>> start RAW DATA

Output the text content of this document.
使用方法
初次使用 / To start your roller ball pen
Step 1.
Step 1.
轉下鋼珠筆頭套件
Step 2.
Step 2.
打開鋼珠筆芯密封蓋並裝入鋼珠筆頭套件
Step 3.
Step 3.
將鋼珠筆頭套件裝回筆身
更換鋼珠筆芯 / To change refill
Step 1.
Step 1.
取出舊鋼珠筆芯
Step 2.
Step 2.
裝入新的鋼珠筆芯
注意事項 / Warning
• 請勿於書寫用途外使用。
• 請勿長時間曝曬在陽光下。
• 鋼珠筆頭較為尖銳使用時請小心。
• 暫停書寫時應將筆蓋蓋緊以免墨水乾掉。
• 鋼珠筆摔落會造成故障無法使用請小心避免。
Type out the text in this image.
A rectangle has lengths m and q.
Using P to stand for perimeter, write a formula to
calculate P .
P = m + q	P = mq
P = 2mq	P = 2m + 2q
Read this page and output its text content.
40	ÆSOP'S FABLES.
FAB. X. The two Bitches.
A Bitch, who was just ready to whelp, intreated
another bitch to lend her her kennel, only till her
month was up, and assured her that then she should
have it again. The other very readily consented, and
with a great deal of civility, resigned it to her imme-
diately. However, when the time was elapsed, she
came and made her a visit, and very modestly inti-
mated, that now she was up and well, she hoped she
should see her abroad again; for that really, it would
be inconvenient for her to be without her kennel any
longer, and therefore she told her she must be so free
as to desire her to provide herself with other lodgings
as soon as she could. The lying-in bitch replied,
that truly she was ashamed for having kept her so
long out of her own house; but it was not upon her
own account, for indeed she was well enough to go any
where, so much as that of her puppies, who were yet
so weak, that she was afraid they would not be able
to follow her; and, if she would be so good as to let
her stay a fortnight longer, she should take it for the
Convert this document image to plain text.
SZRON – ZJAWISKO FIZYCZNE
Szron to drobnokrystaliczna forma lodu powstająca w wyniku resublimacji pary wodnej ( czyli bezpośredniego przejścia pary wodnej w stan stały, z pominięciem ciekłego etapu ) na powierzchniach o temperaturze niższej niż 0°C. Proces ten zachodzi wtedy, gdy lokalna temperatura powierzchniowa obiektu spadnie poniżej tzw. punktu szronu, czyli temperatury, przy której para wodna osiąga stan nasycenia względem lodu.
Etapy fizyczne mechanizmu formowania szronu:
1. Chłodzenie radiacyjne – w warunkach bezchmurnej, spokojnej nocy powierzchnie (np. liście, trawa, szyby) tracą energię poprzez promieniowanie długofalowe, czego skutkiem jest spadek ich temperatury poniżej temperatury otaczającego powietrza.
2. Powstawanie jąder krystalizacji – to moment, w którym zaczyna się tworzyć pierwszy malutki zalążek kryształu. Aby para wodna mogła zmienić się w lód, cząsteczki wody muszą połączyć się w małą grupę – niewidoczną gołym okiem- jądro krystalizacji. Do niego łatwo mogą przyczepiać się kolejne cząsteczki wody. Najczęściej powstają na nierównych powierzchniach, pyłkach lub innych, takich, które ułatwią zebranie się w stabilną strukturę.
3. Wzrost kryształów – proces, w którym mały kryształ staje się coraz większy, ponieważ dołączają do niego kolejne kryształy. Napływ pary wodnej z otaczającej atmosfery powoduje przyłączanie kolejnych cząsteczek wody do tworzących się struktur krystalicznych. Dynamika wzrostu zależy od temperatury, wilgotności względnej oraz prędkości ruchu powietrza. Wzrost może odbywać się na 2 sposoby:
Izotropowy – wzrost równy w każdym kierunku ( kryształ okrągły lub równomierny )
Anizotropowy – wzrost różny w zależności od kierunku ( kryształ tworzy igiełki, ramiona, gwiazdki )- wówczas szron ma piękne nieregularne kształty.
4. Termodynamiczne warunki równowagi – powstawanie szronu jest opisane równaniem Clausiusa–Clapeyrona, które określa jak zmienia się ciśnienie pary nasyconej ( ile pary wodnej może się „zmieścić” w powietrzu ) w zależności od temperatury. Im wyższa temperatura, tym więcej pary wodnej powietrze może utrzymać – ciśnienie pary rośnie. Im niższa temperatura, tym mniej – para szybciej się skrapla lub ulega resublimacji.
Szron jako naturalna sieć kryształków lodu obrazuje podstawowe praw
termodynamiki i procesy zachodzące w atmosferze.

>> end RAW DATA

_YOUR TASK_: Pull out all lines containing "wodnej".

_COMPLETED TASK_:
Szron to drobnokrystaliczna forma lodu powstająca w wyniku resublimacji pary wodnej ( czyli bezpośredniego przejścia pary wodnej w stan stały, z pominięciem ciekłego etapu ) na powierzchniach o temperaturze niższej niż 0°C. Proces ten zachodzi wtedy, gdy lokalna temperatura powierzchniowa obiektu spadnie poniżej tzw. punktu szronu, czyli temperatury, przy której para wodna osiąga stan nasycenia względem lodu.
3. Wzrost kryształów – proces, w którym mały kryształ staje się coraz większy, ponieważ dołączają do niego kolejne kryształy. Napływ pary wodnej z otaczającej atmosfery powoduje przyłączanie kolejnych cząsteczek wody do tworzących się struktur krystalicznych. Dynamika wzrostu zależy od temperatury, wilgotności względnej oraz prędkości ruchu powietrza. Wzrost może odbywać się na 2 sposoby:
4. Termodynamiczne warunki równowagi – powstawanie szronu jest opisane równaniem Clausiusa–Clapeyrona, które określa jak zmienia się ciśnienie pary nasyconej ( ile pary wodnej może się „zmieścić” w powietrzu ) w zależności od temperatury. Im wyższa temperatura, tym więcej pary wodnej powietrze może utrzymać – ciśnienie pary rośnie. Im niższa temperatura, tym mniej – para szybciej się skrapla lub ulega resublimacji.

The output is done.